[ASSIGNMENT]
All entries must be repeated exactly. No picture should appear in the result.

[RECORDS TO USE]
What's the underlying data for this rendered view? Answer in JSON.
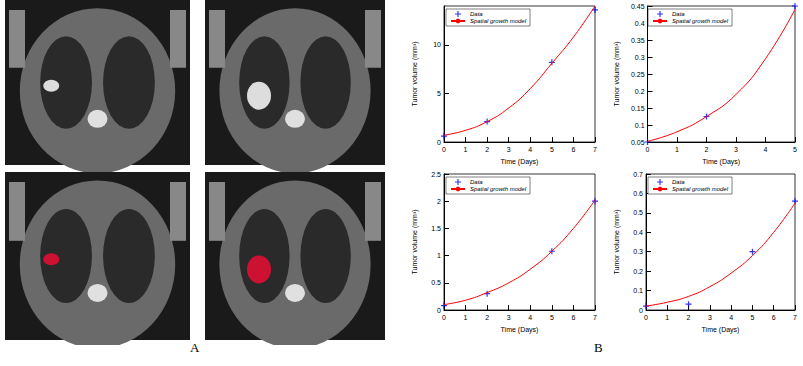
{
  "panel_labels": [
    "A",
    "B"
  ],
  "chart_data": [
    {
      "type": "line",
      "x_label": "Time (Days)",
      "y_label": "Tumor volume (mm³)",
      "xlim": [
        0,
        7
      ],
      "xticks": [
        0,
        1,
        2,
        3,
        4,
        5,
        6,
        7
      ],
      "ylim": [
        0,
        14
      ],
      "yticks": [
        0,
        5,
        10
      ],
      "legend": "upper left",
      "series": [
        {
          "name": "Data",
          "type": "scatter",
          "marker": "asterisk",
          "color": "#0000ff",
          "x": [
            0,
            2,
            5,
            7
          ],
          "values": [
            0.6,
            2.1,
            8.2,
            13.6
          ]
        },
        {
          "name": "Spatial growth model",
          "type": "line",
          "line_style": "solid",
          "color": "#ff0000",
          "x": [
            0,
            1,
            2,
            3,
            4,
            5,
            6,
            7
          ],
          "values": [
            0.7,
            1.2,
            2.1,
            3.5,
            5.5,
            8.1,
            10.8,
            14.0
          ]
        }
      ]
    },
    {
      "type": "line",
      "x_label": "Time (Days)",
      "y_label": "Tumor volume (mm³)",
      "xlim": [
        0,
        5
      ],
      "xticks": [
        0,
        1,
        2,
        3,
        4,
        5
      ],
      "ylim": [
        0.05,
        0.45
      ],
      "yticks": [
        0.05,
        0.1,
        0.15,
        0.2,
        0.25,
        0.3,
        0.35,
        0.4,
        0.45
      ],
      "legend": "upper left",
      "series": [
        {
          "name": "Data",
          "type": "scatter",
          "marker": "asterisk",
          "color": "#0000ff",
          "x": [
            0,
            2,
            5
          ],
          "values": [
            0.05,
            0.125,
            0.45
          ]
        },
        {
          "name": "Spatial growth model",
          "type": "line",
          "line_style": "solid",
          "color": "#ff0000",
          "x": [
            0,
            1,
            2,
            3,
            4,
            5
          ],
          "values": [
            0.052,
            0.08,
            0.125,
            0.19,
            0.295,
            0.44
          ]
        }
      ]
    },
    {
      "type": "line",
      "x_label": "Time (Days)",
      "y_label": "Tumor volume (mm³)",
      "xlim": [
        0,
        7
      ],
      "xticks": [
        0,
        1,
        2,
        3,
        4,
        5,
        6,
        7
      ],
      "ylim": [
        0,
        2.5
      ],
      "yticks": [
        0,
        0.5,
        1,
        1.5,
        2,
        2.5
      ],
      "legend": "upper left",
      "series": [
        {
          "name": "Data",
          "type": "scatter",
          "marker": "asterisk",
          "color": "#0000ff",
          "x": [
            0,
            2,
            5,
            7
          ],
          "values": [
            0.08,
            0.3,
            1.08,
            2.0
          ]
        },
        {
          "name": "Spatial growth model",
          "type": "line",
          "line_style": "solid",
          "color": "#ff0000",
          "x": [
            0,
            1,
            2,
            3,
            4,
            5,
            6,
            7
          ],
          "values": [
            0.1,
            0.18,
            0.32,
            0.5,
            0.75,
            1.08,
            1.5,
            2.02
          ]
        }
      ]
    },
    {
      "type": "line",
      "x_label": "Time (Days)",
      "y_label": "Tumor volume (mm³)",
      "xlim": [
        0,
        7
      ],
      "xticks": [
        0,
        1,
        2,
        3,
        4,
        5,
        6,
        7
      ],
      "ylim": [
        0,
        0.7
      ],
      "yticks": [
        0,
        0.1,
        0.2,
        0.3,
        0.4,
        0.5,
        0.6,
        0.7
      ],
      "legend": "upper left",
      "series": [
        {
          "name": "Data",
          "type": "scatter",
          "marker": "asterisk",
          "color": "#0000ff",
          "x": [
            0,
            2,
            5,
            7
          ],
          "values": [
            0.02,
            0.03,
            0.3,
            0.56
          ]
        },
        {
          "name": "Spatial growth model",
          "type": "line",
          "line_style": "solid",
          "color": "#ff0000",
          "x": [
            0,
            1,
            2,
            3,
            4,
            5,
            6,
            7
          ],
          "values": [
            0.02,
            0.04,
            0.07,
            0.12,
            0.19,
            0.28,
            0.4,
            0.55
          ]
        }
      ]
    }
  ]
}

[YOUR SOLUTION]
What's the underlying data for this rendered view? Answer in JSON.
{
  "panel_labels": [
    "A",
    "B"
  ],
  "chart_data": [
    {
      "type": "line",
      "x_label": "Time (Days)",
      "y_label": "Tumor volume (mm³)",
      "xlim": [
        0,
        7
      ],
      "xticks": [
        0,
        1,
        2,
        3,
        4,
        5,
        6,
        7
      ],
      "ylim": [
        0,
        14
      ],
      "yticks": [
        0,
        5,
        10
      ],
      "legend": "upper left",
      "series": [
        {
          "name": "Data",
          "type": "scatter",
          "marker": "asterisk",
          "color": "#0000ff",
          "x": [
            0,
            2,
            5,
            7
          ],
          "values": [
            0.6,
            2.1,
            8.2,
            13.6
          ]
        },
        {
          "name": "Spatial growth model",
          "type": "line",
          "line_style": "solid",
          "color": "#ff0000",
          "x": [
            0,
            1,
            2,
            3,
            4,
            5,
            6,
            7
          ],
          "values": [
            0.7,
            1.2,
            2.1,
            3.5,
            5.5,
            8.1,
            10.8,
            14.0
          ]
        }
      ]
    },
    {
      "type": "line",
      "x_label": "Time (Days)",
      "y_label": "Tumor volume (mm³)",
      "xlim": [
        0,
        5
      ],
      "xticks": [
        0,
        1,
        2,
        3,
        4,
        5
      ],
      "ylim": [
        0.05,
        0.45
      ],
      "yticks": [
        0.05,
        0.1,
        0.15,
        0.2,
        0.25,
        0.3,
        0.35,
        0.4,
        0.45
      ],
      "legend": "upper left",
      "series": [
        {
          "name": "Data",
          "type": "scatter",
          "marker": "asterisk",
          "color": "#0000ff",
          "x": [
            0,
            2,
            5
          ],
          "values": [
            0.05,
            0.125,
            0.45
          ]
        },
        {
          "name": "Spatial growth model",
          "type": "line",
          "line_style": "solid",
          "color": "#ff0000",
          "x": [
            0,
            1,
            2,
            3,
            4,
            5
          ],
          "values": [
            0.052,
            0.08,
            0.125,
            0.19,
            0.295,
            0.44
          ]
        }
      ]
    },
    {
      "type": "line",
      "x_label": "Time (Days)",
      "y_label": "Tumor volume (mm³)",
      "xlim": [
        0,
        7
      ],
      "xticks": [
        0,
        1,
        2,
        3,
        4,
        5,
        6,
        7
      ],
      "ylim": [
        0,
        2.5
      ],
      "yticks": [
        0,
        0.5,
        1,
        1.5,
        2,
        2.5
      ],
      "legend": "upper left",
      "series": [
        {
          "name": "Data",
          "type": "scatter",
          "marker": "asterisk",
          "color": "#0000ff",
          "x": [
            0,
            2,
            5,
            7
          ],
          "values": [
            0.08,
            0.3,
            1.08,
            2.0
          ]
        },
        {
          "name": "Spatial growth model",
          "type": "line",
          "line_style": "solid",
          "color": "#ff0000",
          "x": [
            0,
            1,
            2,
            3,
            4,
            5,
            6,
            7
          ],
          "values": [
            0.1,
            0.18,
            0.32,
            0.5,
            0.75,
            1.08,
            1.5,
            2.02
          ]
        }
      ]
    },
    {
      "type": "line",
      "x_label": "Time (Days)",
      "y_label": "Tumor volume (mm³)",
      "xlim": [
        0,
        7
      ],
      "xticks": [
        0,
        1,
        2,
        3,
        4,
        5,
        6,
        7
      ],
      "ylim": [
        0,
        0.7
      ],
      "yticks": [
        0,
        0.1,
        0.2,
        0.3,
        0.4,
        0.5,
        0.6,
        0.7
      ],
      "legend": "upper left",
      "series": [
        {
          "name": "Data",
          "type": "scatter",
          "marker": "asterisk",
          "color": "#0000ff",
          "x": [
            0,
            2,
            5,
            7
          ],
          "values": [
            0.02,
            0.03,
            0.3,
            0.56
          ]
        },
        {
          "name": "Spatial growth model",
          "type": "line",
          "line_style": "solid",
          "color": "#ff0000",
          "x": [
            0,
            1,
            2,
            3,
            4,
            5,
            6,
            7
          ],
          "values": [
            0.02,
            0.04,
            0.07,
            0.12,
            0.19,
            0.28,
            0.4,
            0.55
          ]
        }
      ]
    }
  ]
}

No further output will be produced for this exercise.